TO DO:
Match the word "Luminex". Return each line of the data below where it appears.

DATA FOR REVIEW:

********

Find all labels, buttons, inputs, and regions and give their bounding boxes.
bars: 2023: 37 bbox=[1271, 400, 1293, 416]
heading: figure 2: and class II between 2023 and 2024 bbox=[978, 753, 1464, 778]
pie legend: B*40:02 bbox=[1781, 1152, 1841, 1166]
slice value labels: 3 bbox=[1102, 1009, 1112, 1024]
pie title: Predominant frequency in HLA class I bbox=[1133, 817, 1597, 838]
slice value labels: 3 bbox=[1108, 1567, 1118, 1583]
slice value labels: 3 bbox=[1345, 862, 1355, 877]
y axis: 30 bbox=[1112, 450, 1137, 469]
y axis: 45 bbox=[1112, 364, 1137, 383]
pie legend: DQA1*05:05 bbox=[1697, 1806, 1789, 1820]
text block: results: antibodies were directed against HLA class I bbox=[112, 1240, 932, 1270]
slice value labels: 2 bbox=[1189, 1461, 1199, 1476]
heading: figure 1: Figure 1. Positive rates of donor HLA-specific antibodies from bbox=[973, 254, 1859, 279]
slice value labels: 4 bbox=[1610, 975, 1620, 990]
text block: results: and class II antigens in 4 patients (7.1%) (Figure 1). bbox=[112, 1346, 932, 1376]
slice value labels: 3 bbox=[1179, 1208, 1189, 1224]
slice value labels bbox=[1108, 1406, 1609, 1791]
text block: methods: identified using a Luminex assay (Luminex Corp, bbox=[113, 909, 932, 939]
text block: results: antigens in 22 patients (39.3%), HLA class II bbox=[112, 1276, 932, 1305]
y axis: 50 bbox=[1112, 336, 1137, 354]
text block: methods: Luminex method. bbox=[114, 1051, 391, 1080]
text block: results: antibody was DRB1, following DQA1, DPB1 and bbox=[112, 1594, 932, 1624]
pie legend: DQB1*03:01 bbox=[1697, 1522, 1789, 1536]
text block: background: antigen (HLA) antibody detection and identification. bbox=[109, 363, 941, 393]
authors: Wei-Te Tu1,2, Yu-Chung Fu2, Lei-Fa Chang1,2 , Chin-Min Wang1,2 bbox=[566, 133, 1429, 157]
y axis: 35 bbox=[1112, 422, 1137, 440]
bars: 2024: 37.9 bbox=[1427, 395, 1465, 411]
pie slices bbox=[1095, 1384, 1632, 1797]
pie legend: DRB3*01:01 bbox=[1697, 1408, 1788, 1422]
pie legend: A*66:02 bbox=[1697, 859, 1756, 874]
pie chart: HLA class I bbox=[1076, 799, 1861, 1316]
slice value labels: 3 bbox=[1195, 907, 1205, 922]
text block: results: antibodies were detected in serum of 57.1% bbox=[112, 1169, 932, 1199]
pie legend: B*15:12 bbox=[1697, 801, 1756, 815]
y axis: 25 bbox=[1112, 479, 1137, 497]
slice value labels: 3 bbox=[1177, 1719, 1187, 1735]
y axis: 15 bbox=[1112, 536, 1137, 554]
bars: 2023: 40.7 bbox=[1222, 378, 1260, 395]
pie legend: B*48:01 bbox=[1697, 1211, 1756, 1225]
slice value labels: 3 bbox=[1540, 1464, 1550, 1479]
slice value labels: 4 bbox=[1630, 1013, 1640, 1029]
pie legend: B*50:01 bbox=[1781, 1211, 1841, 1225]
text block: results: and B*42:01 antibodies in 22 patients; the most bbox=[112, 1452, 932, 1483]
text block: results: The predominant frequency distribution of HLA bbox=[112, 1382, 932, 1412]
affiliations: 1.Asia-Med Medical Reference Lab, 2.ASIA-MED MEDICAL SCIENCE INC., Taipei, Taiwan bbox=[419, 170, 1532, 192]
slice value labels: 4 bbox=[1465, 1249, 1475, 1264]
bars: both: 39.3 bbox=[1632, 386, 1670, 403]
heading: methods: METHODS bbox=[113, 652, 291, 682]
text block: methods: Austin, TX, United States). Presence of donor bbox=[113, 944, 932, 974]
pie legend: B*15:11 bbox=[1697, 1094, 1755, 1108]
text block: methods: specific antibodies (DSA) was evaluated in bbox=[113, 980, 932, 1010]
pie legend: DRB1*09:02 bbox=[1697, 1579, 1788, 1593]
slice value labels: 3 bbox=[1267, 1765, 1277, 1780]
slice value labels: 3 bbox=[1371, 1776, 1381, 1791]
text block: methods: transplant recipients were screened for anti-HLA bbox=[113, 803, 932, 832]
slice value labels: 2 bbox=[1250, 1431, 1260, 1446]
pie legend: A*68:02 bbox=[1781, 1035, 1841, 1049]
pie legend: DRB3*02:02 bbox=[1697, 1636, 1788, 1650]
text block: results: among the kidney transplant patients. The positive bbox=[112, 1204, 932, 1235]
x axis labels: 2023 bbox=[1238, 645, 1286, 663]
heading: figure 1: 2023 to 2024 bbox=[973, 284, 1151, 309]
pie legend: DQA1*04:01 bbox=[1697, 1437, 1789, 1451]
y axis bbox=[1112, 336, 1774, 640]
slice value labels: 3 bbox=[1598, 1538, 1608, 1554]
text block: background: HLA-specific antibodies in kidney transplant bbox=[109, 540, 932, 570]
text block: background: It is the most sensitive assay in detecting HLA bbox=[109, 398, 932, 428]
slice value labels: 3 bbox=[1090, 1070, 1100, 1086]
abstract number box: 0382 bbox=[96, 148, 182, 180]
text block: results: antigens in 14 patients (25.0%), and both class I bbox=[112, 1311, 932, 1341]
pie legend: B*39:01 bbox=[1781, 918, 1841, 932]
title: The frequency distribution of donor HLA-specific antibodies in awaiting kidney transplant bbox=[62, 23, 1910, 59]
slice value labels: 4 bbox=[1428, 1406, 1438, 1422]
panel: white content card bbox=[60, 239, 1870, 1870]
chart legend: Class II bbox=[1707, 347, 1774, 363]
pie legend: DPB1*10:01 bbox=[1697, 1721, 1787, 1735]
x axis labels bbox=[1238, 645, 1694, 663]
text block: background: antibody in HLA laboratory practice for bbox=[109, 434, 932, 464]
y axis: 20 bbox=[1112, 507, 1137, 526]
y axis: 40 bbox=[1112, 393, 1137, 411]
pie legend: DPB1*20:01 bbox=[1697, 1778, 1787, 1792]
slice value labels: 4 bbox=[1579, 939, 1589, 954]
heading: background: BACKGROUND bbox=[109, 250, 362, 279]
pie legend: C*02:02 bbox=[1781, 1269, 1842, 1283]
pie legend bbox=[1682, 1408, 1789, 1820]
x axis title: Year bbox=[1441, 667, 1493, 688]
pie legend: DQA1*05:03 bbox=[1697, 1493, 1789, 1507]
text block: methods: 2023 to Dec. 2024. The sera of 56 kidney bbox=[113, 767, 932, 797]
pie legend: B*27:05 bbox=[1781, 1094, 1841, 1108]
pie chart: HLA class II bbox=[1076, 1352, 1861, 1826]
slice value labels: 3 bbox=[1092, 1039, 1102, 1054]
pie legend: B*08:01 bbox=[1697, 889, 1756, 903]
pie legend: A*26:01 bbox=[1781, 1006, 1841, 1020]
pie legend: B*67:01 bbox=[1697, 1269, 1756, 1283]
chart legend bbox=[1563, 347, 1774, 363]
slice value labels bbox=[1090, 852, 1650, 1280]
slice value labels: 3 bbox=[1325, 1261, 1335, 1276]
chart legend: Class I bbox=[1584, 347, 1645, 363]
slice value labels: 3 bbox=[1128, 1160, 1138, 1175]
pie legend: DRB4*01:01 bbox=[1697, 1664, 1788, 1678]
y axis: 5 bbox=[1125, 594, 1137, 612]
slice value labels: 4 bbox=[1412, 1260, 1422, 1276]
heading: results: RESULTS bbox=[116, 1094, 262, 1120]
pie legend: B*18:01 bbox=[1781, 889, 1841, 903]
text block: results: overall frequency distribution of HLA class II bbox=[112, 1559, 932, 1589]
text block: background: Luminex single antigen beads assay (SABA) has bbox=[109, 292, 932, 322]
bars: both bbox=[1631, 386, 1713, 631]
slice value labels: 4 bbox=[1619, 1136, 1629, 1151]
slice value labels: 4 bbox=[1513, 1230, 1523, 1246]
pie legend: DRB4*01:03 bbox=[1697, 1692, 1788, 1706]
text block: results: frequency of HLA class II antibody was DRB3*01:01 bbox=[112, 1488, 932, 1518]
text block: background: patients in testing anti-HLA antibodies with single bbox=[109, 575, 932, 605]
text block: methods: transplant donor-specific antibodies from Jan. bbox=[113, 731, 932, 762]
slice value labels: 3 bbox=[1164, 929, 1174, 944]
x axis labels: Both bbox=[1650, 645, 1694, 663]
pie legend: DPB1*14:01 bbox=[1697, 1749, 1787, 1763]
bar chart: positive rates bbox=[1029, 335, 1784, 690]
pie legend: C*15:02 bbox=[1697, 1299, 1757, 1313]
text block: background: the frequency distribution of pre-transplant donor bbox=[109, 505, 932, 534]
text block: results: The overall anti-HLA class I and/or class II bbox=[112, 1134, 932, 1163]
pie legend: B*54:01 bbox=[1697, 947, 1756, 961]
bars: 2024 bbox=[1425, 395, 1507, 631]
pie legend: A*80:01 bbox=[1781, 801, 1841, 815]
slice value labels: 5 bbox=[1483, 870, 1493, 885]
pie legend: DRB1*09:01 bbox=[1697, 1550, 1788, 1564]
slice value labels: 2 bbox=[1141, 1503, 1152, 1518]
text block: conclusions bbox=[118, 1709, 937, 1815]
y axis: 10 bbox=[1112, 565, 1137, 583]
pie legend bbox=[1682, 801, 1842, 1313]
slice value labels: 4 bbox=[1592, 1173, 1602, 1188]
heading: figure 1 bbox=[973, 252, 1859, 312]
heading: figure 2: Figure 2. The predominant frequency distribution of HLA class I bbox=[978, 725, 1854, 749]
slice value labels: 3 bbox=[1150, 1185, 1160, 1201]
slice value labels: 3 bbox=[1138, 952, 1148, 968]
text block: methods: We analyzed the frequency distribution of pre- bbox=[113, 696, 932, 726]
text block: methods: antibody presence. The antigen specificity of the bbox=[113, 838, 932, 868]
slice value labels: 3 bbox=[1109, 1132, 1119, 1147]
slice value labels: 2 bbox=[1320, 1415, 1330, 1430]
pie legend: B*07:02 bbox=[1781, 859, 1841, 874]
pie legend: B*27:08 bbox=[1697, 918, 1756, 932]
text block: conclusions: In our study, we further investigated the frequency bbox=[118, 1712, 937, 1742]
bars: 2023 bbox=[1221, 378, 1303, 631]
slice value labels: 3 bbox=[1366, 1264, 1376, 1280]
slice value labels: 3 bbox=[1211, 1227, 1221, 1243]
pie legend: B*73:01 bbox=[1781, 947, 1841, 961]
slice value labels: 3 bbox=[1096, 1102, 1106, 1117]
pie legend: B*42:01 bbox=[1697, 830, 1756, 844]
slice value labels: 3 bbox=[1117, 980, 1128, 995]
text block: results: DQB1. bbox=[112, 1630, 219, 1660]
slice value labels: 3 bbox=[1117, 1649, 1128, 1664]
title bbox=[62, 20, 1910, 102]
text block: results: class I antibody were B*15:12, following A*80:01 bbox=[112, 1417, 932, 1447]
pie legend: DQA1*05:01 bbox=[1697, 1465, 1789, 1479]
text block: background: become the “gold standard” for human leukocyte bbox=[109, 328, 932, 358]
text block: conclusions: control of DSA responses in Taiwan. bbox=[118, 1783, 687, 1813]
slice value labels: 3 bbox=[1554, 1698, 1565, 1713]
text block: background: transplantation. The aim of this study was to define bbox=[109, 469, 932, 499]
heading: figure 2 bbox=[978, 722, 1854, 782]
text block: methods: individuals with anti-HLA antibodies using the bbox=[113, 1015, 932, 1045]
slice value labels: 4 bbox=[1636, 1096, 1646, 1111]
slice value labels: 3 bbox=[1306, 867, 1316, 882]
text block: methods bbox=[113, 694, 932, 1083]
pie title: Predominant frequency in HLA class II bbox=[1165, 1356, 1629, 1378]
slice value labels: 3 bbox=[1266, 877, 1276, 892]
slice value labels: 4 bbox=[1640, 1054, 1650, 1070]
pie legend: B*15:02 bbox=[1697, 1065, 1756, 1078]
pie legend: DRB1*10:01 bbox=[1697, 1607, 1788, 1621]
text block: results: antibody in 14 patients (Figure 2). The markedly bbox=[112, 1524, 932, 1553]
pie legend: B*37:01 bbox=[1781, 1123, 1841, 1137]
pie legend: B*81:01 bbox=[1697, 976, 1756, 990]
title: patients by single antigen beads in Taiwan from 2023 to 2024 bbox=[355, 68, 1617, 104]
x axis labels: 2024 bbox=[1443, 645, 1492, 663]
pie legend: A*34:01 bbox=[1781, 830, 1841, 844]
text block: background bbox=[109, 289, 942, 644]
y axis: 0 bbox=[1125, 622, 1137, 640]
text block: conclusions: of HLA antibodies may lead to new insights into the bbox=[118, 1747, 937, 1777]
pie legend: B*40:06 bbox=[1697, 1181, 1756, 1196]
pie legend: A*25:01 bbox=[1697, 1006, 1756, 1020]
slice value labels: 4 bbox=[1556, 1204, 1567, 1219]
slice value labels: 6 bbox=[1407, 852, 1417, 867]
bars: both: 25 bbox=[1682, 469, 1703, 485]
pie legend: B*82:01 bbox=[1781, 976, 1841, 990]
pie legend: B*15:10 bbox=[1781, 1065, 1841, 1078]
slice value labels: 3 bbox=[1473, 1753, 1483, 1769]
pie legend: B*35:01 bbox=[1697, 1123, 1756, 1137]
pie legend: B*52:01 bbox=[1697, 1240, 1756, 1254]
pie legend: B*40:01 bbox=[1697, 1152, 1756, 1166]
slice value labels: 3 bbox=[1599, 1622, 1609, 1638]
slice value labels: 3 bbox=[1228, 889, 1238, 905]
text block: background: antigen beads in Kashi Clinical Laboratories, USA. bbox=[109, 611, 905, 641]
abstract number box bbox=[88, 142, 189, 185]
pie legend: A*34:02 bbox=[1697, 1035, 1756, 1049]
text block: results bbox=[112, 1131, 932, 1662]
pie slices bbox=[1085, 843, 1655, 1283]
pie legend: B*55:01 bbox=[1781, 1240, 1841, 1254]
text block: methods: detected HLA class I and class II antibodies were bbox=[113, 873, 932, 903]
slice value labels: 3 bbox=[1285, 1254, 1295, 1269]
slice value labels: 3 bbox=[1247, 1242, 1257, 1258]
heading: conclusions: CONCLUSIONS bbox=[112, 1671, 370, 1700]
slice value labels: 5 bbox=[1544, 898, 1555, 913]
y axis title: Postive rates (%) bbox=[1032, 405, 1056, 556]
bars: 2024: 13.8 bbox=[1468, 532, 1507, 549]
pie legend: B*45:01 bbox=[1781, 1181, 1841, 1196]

********

ANSWER FOR THIS EXERCISE:
text block: methods: identified using a Luminex assay (Luminex Corp, bbox=[113, 909, 932, 939]
text block: methods: Luminex method. bbox=[114, 1051, 391, 1080]
text block: background: Luminex single antigen beads assay (SABA) has bbox=[109, 292, 932, 322]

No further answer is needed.